# What the task requires:
From the entries that follow, gather each line holding the word "true".

# Items:
○ ○ ○ ○ ○ ○ ○
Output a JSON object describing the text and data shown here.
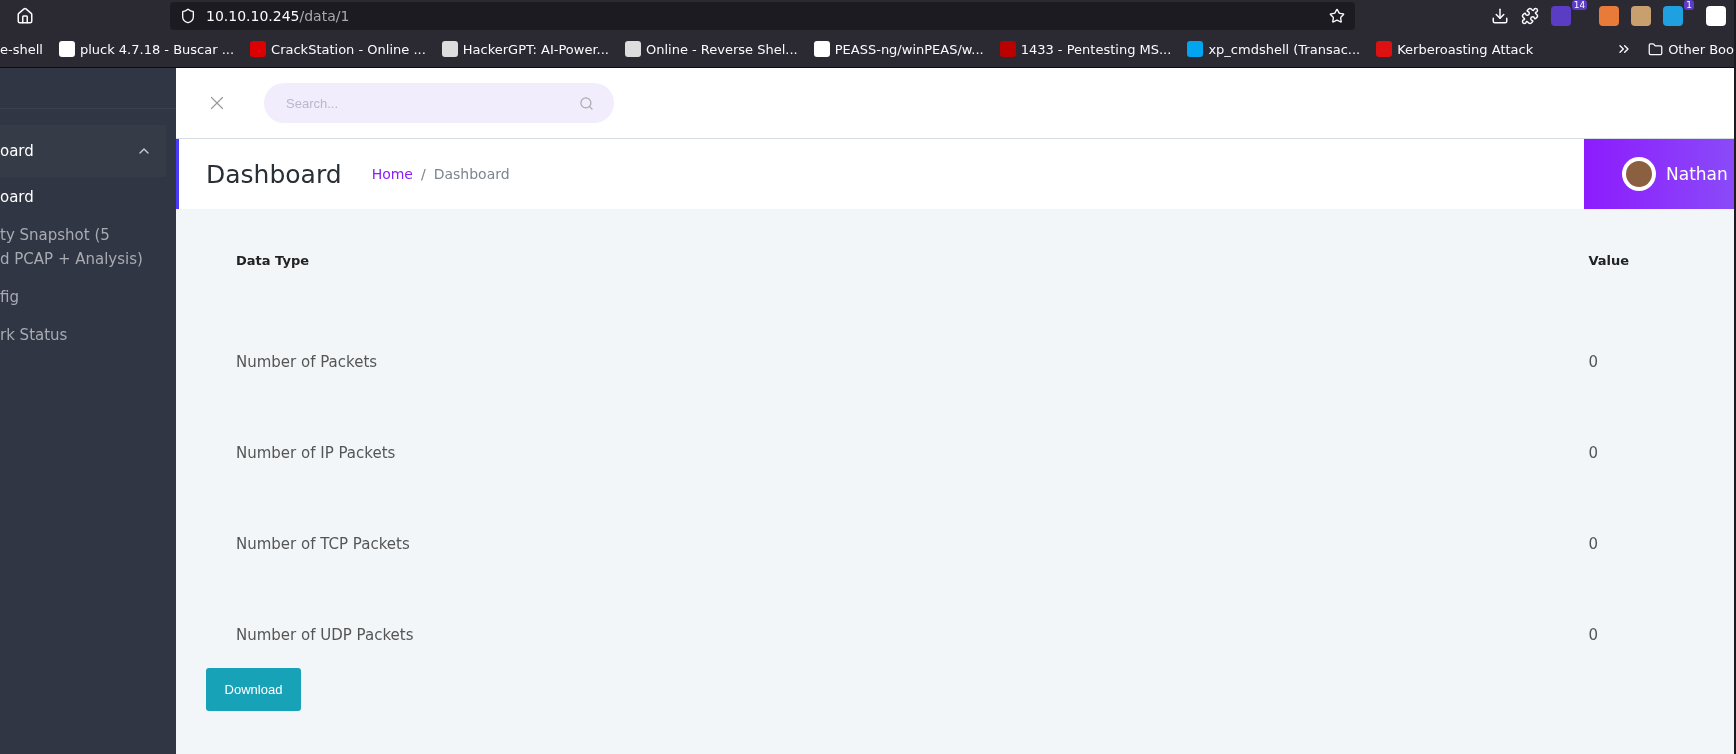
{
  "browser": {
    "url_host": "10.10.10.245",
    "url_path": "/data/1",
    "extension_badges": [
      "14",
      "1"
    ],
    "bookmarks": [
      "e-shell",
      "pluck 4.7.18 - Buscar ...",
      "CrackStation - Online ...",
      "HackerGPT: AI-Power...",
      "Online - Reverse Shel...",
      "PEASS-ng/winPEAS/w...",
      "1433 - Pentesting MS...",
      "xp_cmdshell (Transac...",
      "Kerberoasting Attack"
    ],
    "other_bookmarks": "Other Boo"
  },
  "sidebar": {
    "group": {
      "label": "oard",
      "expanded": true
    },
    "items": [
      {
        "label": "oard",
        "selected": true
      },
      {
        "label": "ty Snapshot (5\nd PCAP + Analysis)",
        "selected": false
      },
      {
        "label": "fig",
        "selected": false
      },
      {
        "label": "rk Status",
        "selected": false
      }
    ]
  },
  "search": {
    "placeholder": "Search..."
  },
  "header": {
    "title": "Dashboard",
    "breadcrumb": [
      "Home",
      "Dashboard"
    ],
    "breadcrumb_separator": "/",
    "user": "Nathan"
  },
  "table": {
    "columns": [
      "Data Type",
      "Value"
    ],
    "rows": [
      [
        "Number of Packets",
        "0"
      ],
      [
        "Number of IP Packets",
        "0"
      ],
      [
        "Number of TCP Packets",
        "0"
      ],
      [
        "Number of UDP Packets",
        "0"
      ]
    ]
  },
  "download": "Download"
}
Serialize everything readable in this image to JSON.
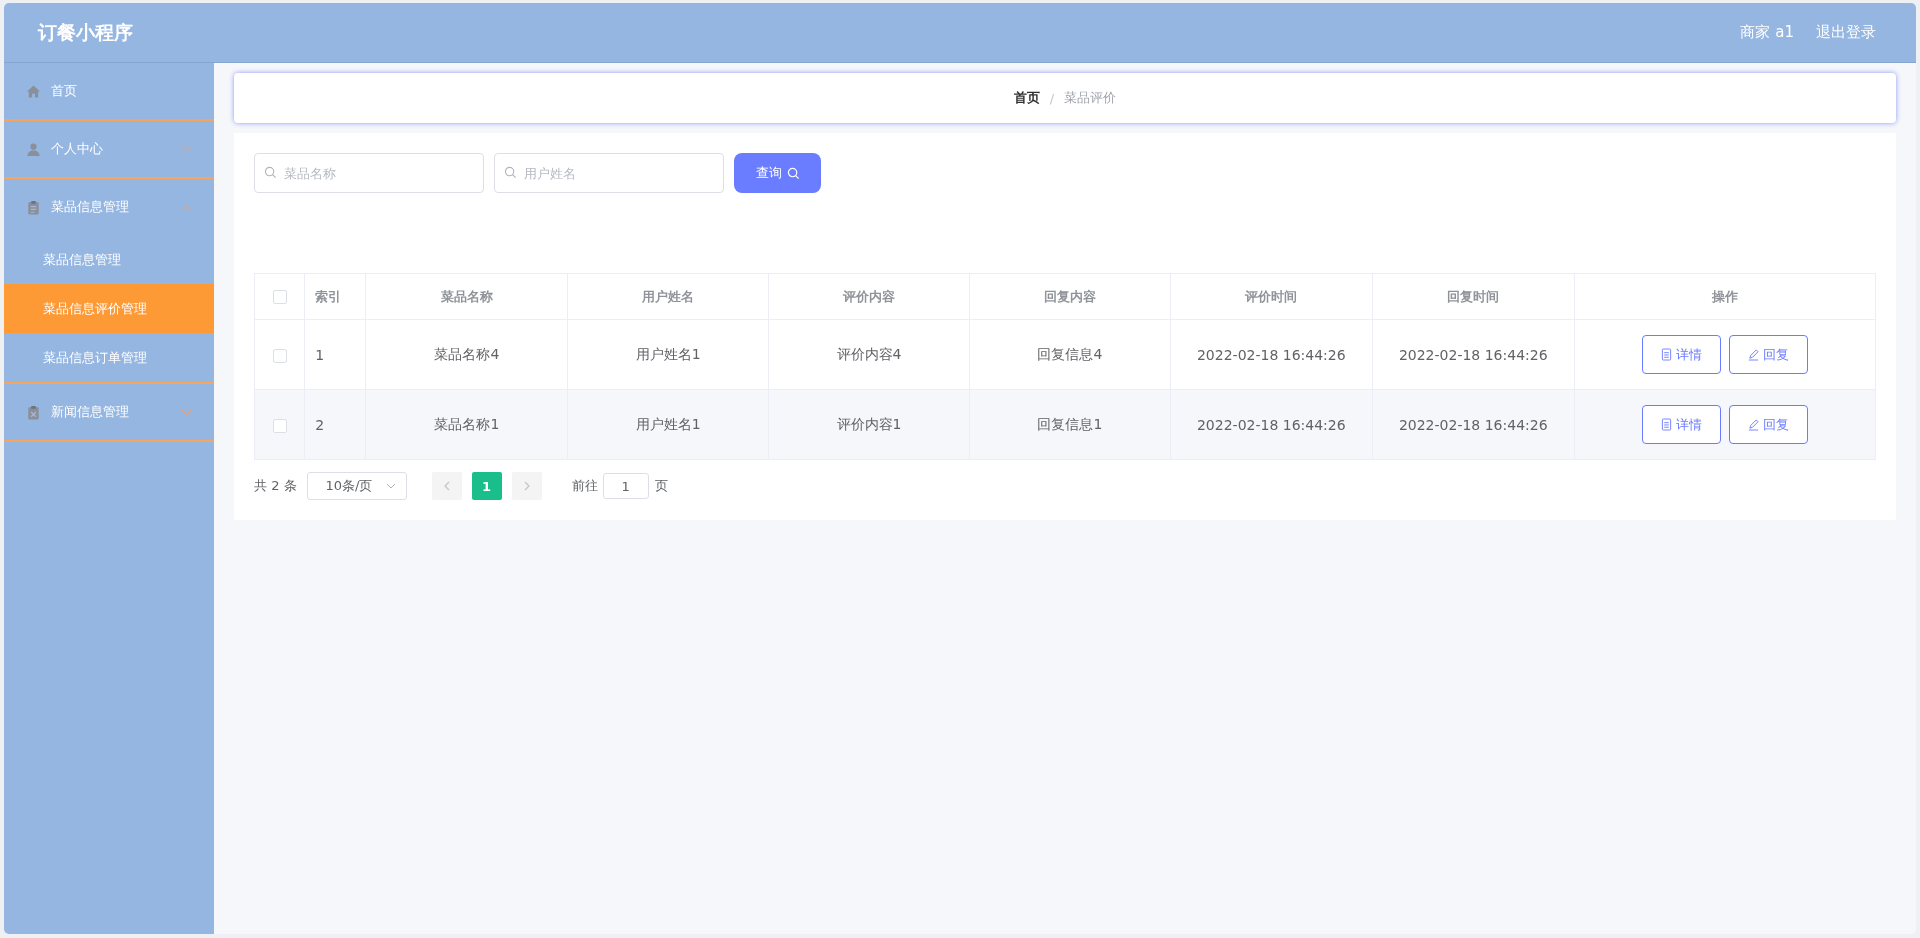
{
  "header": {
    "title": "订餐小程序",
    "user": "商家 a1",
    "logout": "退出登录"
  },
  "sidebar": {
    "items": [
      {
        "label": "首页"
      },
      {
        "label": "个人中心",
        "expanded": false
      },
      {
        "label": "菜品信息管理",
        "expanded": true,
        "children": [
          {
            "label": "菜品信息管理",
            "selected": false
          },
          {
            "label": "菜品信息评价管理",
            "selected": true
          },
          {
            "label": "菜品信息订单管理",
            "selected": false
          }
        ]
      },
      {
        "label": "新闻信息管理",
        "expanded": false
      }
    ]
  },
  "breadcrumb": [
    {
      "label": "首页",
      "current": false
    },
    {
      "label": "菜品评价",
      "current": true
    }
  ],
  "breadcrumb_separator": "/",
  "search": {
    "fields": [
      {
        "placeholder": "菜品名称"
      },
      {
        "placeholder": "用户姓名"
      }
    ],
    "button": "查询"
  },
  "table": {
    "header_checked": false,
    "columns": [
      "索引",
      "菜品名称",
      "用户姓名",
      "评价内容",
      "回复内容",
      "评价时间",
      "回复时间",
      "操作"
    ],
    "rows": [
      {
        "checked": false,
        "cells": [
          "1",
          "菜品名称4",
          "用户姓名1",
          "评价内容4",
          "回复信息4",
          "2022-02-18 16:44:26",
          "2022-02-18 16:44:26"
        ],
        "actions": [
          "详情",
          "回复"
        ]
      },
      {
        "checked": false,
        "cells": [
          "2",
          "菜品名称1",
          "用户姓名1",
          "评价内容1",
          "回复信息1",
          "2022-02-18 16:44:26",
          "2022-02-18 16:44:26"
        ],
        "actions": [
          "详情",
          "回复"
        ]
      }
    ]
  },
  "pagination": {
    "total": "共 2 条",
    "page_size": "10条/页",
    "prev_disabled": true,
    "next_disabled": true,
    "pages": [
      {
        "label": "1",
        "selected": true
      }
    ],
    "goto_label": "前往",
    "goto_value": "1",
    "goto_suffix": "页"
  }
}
○ ○ ○ ○ ○ ○ ○
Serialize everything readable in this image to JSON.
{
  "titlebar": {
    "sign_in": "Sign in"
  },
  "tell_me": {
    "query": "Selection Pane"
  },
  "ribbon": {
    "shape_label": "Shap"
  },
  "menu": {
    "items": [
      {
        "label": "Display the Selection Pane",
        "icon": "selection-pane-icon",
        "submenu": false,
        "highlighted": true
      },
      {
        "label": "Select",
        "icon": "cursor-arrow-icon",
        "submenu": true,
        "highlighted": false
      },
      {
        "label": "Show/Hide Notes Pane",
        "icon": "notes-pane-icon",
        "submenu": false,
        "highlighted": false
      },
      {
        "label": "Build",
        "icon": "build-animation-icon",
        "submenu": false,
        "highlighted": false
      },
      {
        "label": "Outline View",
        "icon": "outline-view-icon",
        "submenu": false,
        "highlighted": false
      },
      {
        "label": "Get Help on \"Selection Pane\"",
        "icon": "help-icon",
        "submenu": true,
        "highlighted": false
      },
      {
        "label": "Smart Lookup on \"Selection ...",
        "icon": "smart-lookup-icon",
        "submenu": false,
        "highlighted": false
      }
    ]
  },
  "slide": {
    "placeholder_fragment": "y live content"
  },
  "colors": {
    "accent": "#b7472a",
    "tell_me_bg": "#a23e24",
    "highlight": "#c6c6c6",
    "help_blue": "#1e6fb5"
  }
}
○ ○ ○ ○ ○ ○ ○
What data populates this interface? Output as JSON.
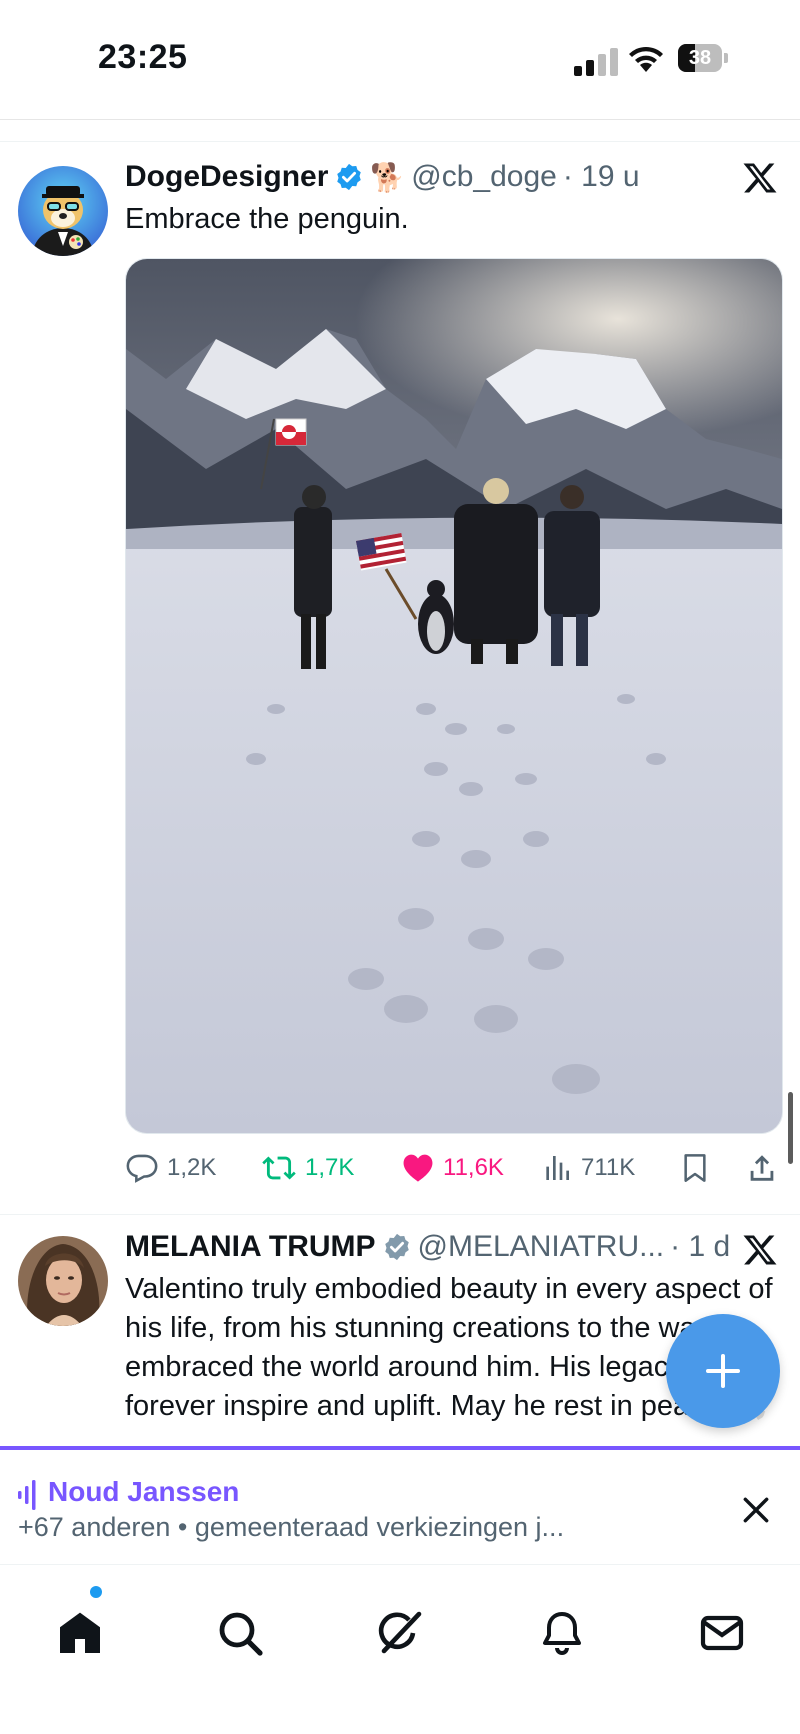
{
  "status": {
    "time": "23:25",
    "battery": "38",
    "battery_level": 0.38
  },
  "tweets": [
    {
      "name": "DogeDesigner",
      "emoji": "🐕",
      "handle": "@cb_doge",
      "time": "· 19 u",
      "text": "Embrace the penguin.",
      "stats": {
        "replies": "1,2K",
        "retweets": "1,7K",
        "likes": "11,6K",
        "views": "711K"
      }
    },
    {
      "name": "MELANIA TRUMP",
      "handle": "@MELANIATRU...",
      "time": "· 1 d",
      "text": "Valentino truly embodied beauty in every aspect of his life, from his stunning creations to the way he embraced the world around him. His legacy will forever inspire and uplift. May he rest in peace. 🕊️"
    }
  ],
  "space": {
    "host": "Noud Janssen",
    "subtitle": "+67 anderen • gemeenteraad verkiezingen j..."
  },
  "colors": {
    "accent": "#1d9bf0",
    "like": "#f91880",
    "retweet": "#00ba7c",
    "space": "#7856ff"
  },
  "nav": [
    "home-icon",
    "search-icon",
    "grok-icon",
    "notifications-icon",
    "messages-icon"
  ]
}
○ ○ ○ ○ ○ ○ ○
# The completed task:
      "expanded": true
        "selected": true
        "expanded": true,
            "selected": true
      "current": true
    "prev_disabled": true,
    "next_disabled": true,
        "selected": true
        "highlighted": true
        "submenu": true,
        "submenu": true,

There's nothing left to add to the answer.